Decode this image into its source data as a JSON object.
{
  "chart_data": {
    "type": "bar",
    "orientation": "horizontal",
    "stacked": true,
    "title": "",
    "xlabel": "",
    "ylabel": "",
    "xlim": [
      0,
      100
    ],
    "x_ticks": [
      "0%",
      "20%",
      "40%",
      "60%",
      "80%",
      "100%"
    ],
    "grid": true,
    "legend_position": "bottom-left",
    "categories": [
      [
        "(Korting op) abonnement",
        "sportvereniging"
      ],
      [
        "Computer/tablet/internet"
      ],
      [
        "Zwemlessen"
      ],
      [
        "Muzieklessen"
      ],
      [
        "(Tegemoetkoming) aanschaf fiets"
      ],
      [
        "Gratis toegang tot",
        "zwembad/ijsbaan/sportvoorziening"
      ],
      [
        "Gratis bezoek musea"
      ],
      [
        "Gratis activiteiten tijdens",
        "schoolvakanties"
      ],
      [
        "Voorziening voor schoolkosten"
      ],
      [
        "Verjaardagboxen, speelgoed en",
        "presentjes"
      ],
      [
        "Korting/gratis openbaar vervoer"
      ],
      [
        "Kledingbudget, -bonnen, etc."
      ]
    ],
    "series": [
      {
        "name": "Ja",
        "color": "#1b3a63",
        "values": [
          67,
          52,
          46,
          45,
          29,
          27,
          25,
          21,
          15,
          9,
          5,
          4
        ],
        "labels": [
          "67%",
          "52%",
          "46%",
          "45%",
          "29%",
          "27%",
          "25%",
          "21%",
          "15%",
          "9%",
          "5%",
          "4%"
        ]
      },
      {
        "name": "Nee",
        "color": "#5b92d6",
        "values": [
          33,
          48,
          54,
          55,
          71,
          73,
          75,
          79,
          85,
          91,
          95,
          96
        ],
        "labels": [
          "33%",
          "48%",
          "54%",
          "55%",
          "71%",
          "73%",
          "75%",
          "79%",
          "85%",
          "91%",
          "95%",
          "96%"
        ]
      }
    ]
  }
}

:::::

◆ Task prompt
Above are some records; repeat all of them exactly.

◆ Written solution
Decode this image into its source data as a JSON object.
{
  "chart_data": {
    "type": "bar",
    "orientation": "horizontal",
    "stacked": true,
    "title": "",
    "xlabel": "",
    "ylabel": "",
    "xlim": [
      0,
      100
    ],
    "x_ticks": [
      "0%",
      "20%",
      "40%",
      "60%",
      "80%",
      "100%"
    ],
    "grid": true,
    "legend_position": "bottom-left",
    "categories": [
      [
        "(Korting op) abonnement",
        "sportvereniging"
      ],
      [
        "Computer/tablet/internet"
      ],
      [
        "Zwemlessen"
      ],
      [
        "Muzieklessen"
      ],
      [
        "(Tegemoetkoming) aanschaf fiets"
      ],
      [
        "Gratis toegang tot",
        "zwembad/ijsbaan/sportvoorziening"
      ],
      [
        "Gratis bezoek musea"
      ],
      [
        "Gratis activiteiten tijdens",
        "schoolvakanties"
      ],
      [
        "Voorziening voor schoolkosten"
      ],
      [
        "Verjaardagboxen, speelgoed en",
        "presentjes"
      ],
      [
        "Korting/gratis openbaar vervoer"
      ],
      [
        "Kledingbudget, -bonnen, etc."
      ]
    ],
    "series": [
      {
        "name": "Ja",
        "color": "#1b3a63",
        "values": [
          67,
          52,
          46,
          45,
          29,
          27,
          25,
          21,
          15,
          9,
          5,
          4
        ],
        "labels": [
          "67%",
          "52%",
          "46%",
          "45%",
          "29%",
          "27%",
          "25%",
          "21%",
          "15%",
          "9%",
          "5%",
          "4%"
        ]
      },
      {
        "name": "Nee",
        "color": "#5b92d6",
        "values": [
          33,
          48,
          54,
          55,
          71,
          73,
          75,
          79,
          85,
          91,
          95,
          96
        ],
        "labels": [
          "33%",
          "48%",
          "54%",
          "55%",
          "71%",
          "73%",
          "75%",
          "79%",
          "85%",
          "91%",
          "95%",
          "96%"
        ]
      }
    ]
  }
}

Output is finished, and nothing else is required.